## BRIEF:
Write down each entry again, exactly as it reads.

-- START TASK INPUTS --

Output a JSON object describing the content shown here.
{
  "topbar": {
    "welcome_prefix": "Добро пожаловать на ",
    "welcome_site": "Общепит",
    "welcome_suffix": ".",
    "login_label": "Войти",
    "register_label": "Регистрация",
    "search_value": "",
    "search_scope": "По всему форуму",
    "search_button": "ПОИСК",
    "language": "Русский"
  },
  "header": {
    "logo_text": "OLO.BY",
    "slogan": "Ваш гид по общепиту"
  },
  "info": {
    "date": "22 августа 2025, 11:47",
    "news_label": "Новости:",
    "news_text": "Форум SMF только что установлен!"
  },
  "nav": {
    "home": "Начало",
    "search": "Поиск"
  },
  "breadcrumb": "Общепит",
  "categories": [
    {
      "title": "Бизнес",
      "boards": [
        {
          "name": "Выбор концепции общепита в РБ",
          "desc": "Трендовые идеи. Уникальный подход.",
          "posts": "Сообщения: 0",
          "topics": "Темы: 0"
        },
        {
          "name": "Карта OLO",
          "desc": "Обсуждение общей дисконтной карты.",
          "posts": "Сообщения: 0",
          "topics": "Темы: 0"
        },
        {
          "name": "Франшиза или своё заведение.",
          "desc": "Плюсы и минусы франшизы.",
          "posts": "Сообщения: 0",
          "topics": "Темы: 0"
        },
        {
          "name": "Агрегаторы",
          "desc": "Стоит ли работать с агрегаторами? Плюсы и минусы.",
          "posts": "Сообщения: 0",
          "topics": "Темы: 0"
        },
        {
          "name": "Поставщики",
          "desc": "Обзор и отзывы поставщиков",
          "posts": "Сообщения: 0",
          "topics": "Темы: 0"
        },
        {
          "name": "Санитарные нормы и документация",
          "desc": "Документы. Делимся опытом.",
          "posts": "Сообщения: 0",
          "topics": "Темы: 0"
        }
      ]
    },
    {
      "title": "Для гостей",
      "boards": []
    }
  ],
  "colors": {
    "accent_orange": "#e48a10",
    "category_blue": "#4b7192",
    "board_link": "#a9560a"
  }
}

-- END TASK INPUTS --

## THE ANSWER:
Output a JSON object describing the content shown here.
{
  "topbar": {
    "welcome_prefix": "Добро пожаловать на ",
    "welcome_site": "Общепит",
    "welcome_suffix": ".",
    "login_label": "Войти",
    "register_label": "Регистрация",
    "search_value": "",
    "search_scope": "По всему форуму",
    "search_button": "ПОИСК",
    "language": "Русский"
  },
  "header": {
    "logo_text": "OLO.BY",
    "slogan": "Ваш гид по общепиту"
  },
  "info": {
    "date": "22 августа 2025, 11:47",
    "news_label": "Новости:",
    "news_text": "Форум SMF только что установлен!"
  },
  "nav": {
    "home": "Начало",
    "search": "Поиск"
  },
  "breadcrumb": "Общепит",
  "categories": [
    {
      "title": "Бизнес",
      "boards": [
        {
          "name": "Выбор концепции общепита в РБ",
          "desc": "Трендовые идеи. Уникальный подход.",
          "posts": "Сообщения: 0",
          "topics": "Темы: 0"
        },
        {
          "name": "Карта OLO",
          "desc": "Обсуждение общей дисконтной карты.",
          "posts": "Сообщения: 0",
          "topics": "Темы: 0"
        },
        {
          "name": "Франшиза или своё заведение.",
          "desc": "Плюсы и минусы франшизы.",
          "posts": "Сообщения: 0",
          "topics": "Темы: 0"
        },
        {
          "name": "Агрегаторы",
          "desc": "Стоит ли работать с агрегаторами? Плюсы и минусы.",
          "posts": "Сообщения: 0",
          "topics": "Темы: 0"
        },
        {
          "name": "Поставщики",
          "desc": "Обзор и отзывы поставщиков",
          "posts": "Сообщения: 0",
          "topics": "Темы: 0"
        },
        {
          "name": "Санитарные нормы и документация",
          "desc": "Документы. Делимся опытом.",
          "posts": "Сообщения: 0",
          "topics": "Темы: 0"
        }
      ]
    },
    {
      "title": "Для гостей",
      "boards": []
    }
  ],
  "colors": {
    "accent_orange": "#e48a10",
    "category_blue": "#4b7192",
    "board_link": "#a9560a"
  }
}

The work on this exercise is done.